● **WORK TO DO**: Search the material for the string "Macro" and copy each line where it occurs.

● **MATERIAL SHOWN**:
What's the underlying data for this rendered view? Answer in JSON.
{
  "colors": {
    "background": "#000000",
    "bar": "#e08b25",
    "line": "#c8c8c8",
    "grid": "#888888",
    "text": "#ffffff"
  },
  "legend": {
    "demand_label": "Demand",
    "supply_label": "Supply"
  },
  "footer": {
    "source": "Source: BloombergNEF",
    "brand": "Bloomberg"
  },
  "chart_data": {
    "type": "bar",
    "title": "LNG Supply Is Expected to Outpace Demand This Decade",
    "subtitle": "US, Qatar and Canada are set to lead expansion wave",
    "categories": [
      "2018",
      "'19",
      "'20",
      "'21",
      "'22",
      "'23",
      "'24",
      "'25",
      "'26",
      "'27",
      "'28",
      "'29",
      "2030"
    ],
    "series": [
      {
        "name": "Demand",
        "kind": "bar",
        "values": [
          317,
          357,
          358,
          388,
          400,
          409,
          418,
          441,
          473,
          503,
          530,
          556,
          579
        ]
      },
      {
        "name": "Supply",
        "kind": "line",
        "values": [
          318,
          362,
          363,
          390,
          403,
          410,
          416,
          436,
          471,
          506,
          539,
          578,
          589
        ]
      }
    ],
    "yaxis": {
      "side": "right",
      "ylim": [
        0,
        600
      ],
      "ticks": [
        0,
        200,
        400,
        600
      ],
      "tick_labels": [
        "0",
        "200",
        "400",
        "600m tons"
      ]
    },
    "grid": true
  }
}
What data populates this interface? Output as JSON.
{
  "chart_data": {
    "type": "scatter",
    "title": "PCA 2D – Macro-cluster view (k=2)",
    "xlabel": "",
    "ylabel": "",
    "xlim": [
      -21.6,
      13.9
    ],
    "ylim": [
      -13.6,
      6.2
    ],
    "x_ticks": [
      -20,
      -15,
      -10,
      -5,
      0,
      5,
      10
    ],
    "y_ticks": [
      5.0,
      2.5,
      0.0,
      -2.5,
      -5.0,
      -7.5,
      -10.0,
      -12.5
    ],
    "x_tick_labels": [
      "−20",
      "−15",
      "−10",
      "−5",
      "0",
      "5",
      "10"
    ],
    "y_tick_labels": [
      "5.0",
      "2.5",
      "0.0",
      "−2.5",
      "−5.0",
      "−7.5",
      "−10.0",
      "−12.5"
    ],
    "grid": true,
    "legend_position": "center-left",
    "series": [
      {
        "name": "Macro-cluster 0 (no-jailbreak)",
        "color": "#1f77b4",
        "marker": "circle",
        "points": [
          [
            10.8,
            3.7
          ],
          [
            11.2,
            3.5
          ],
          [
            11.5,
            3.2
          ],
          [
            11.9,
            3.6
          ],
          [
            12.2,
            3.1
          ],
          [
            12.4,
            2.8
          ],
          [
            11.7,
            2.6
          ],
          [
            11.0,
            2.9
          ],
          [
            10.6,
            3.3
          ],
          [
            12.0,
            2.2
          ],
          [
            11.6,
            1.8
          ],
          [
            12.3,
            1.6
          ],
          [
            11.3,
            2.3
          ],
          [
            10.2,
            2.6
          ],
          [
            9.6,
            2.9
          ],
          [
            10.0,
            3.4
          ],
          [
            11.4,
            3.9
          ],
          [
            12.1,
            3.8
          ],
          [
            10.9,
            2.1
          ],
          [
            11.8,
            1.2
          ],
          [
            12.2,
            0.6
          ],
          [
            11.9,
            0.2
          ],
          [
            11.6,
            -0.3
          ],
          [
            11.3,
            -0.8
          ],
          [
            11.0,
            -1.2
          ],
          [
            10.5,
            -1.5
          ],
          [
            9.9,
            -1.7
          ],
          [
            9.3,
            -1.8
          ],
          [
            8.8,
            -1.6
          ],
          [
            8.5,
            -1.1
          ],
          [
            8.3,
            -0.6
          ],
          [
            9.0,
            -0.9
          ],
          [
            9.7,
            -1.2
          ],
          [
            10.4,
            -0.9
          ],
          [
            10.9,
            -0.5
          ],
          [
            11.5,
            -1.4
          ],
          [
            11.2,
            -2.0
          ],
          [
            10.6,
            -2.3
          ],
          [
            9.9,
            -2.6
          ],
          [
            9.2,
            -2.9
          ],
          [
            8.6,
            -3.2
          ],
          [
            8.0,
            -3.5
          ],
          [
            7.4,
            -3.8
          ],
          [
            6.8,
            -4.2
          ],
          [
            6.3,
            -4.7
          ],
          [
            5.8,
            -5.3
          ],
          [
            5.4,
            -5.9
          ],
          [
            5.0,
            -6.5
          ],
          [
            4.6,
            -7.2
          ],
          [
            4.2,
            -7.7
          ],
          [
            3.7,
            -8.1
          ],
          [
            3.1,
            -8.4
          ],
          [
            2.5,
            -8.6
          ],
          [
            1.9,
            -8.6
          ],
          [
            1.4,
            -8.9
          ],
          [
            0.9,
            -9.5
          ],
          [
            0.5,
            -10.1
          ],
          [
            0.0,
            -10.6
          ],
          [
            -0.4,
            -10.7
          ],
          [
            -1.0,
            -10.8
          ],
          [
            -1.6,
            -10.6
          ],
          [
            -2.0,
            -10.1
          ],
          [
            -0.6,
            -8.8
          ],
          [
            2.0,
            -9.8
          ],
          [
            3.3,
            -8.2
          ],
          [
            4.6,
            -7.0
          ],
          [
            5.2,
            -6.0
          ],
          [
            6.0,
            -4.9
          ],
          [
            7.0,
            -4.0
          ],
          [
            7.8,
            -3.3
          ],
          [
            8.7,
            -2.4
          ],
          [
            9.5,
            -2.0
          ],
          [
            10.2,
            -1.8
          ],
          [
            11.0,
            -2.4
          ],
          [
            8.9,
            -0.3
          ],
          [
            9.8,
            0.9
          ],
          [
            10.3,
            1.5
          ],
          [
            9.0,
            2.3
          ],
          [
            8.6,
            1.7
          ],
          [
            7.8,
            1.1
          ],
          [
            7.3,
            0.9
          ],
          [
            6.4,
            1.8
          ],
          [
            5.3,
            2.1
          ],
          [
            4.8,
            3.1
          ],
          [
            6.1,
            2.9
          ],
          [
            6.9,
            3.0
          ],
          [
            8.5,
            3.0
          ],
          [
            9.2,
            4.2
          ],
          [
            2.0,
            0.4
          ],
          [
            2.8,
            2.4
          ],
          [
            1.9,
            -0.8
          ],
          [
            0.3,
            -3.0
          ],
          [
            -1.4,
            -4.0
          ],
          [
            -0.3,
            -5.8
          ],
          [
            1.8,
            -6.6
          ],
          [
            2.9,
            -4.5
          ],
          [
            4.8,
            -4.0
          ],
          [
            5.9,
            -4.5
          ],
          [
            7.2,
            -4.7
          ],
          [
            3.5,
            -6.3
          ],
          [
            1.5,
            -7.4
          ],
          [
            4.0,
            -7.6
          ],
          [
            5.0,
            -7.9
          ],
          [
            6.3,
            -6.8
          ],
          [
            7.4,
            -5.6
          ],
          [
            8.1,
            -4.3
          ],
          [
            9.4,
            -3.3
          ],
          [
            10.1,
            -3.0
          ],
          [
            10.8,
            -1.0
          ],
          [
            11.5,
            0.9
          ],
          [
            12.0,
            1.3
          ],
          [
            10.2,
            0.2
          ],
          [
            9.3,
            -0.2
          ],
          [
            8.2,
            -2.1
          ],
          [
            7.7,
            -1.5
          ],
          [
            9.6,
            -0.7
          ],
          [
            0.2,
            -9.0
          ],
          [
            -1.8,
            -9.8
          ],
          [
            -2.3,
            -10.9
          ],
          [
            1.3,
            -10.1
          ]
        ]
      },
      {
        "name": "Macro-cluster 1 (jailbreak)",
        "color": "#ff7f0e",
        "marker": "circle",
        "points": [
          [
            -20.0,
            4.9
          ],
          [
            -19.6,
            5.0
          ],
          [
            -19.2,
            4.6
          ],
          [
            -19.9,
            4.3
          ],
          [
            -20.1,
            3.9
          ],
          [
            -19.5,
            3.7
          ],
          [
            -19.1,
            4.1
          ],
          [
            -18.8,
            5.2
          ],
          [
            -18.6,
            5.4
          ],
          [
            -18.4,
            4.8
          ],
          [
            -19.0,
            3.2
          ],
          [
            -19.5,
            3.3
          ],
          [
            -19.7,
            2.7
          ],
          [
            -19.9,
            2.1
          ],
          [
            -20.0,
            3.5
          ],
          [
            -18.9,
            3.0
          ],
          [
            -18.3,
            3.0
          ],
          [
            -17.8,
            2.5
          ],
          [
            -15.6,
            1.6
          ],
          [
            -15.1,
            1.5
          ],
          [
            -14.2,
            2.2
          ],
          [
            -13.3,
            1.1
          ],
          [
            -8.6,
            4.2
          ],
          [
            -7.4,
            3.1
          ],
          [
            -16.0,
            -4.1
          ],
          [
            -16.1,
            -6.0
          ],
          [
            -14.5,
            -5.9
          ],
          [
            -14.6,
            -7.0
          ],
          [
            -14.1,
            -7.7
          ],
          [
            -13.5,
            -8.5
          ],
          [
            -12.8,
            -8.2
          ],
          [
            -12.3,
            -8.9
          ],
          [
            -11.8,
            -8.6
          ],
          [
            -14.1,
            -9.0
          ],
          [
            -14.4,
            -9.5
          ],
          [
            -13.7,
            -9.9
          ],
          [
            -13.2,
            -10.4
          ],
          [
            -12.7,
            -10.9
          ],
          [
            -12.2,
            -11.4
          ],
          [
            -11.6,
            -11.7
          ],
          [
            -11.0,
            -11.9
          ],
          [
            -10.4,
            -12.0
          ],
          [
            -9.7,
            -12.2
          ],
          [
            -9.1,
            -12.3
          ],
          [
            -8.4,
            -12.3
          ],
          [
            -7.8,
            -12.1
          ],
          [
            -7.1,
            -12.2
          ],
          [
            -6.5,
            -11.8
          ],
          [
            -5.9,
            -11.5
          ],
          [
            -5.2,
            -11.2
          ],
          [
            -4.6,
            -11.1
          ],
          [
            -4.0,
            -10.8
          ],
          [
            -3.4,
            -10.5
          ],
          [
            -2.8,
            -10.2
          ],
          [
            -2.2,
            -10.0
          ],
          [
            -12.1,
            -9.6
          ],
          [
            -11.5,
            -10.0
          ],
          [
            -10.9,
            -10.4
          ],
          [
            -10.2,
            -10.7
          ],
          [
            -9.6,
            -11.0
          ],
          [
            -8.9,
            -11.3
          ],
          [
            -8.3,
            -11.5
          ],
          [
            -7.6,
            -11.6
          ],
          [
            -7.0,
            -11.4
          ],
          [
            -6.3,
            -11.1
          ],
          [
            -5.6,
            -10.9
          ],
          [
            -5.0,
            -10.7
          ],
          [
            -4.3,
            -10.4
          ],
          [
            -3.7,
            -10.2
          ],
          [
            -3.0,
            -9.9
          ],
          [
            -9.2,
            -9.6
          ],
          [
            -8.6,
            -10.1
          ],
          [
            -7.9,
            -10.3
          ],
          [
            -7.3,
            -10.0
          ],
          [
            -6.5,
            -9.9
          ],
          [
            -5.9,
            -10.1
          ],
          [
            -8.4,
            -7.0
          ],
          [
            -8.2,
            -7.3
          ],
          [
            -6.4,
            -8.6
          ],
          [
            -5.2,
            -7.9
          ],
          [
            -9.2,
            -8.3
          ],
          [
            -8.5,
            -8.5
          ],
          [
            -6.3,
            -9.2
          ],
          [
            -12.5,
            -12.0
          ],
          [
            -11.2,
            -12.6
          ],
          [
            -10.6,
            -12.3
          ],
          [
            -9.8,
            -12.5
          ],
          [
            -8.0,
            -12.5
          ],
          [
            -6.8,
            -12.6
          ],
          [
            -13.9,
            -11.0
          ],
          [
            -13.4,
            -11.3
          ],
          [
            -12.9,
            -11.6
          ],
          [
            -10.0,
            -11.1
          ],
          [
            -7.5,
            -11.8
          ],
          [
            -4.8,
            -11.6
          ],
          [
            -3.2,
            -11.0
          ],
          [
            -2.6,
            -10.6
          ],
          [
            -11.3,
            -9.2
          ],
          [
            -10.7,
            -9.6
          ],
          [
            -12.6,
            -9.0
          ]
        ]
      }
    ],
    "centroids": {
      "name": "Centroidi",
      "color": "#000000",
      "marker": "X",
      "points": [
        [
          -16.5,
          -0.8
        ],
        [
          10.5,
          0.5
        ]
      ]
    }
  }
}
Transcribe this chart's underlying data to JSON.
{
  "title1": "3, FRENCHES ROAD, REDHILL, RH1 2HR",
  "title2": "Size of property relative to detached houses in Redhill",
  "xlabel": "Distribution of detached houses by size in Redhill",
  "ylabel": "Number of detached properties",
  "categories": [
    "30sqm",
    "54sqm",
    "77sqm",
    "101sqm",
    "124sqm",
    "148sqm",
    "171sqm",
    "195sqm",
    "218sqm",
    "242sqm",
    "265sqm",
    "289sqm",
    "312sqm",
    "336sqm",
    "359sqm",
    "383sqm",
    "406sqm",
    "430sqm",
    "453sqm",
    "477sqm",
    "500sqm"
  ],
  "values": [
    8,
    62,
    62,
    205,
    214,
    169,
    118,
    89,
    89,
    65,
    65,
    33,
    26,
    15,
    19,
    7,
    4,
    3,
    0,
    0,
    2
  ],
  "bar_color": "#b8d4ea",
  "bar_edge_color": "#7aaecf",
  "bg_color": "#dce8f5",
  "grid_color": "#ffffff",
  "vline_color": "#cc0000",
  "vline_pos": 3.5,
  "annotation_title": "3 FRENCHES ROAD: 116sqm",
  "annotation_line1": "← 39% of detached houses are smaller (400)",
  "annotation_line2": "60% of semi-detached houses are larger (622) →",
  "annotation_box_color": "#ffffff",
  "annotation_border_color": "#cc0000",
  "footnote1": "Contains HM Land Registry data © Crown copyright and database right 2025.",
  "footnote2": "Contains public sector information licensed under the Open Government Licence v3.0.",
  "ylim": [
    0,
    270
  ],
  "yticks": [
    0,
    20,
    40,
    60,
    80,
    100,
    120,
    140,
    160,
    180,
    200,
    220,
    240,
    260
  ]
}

● **CORRECT ANSWER**:
    "title": "PCA 2D – Macro-cluster view (k=2)",
        "name": "Macro-cluster 0 (no-jailbreak)",
        "name": "Macro-cluster 1 (jailbreak)",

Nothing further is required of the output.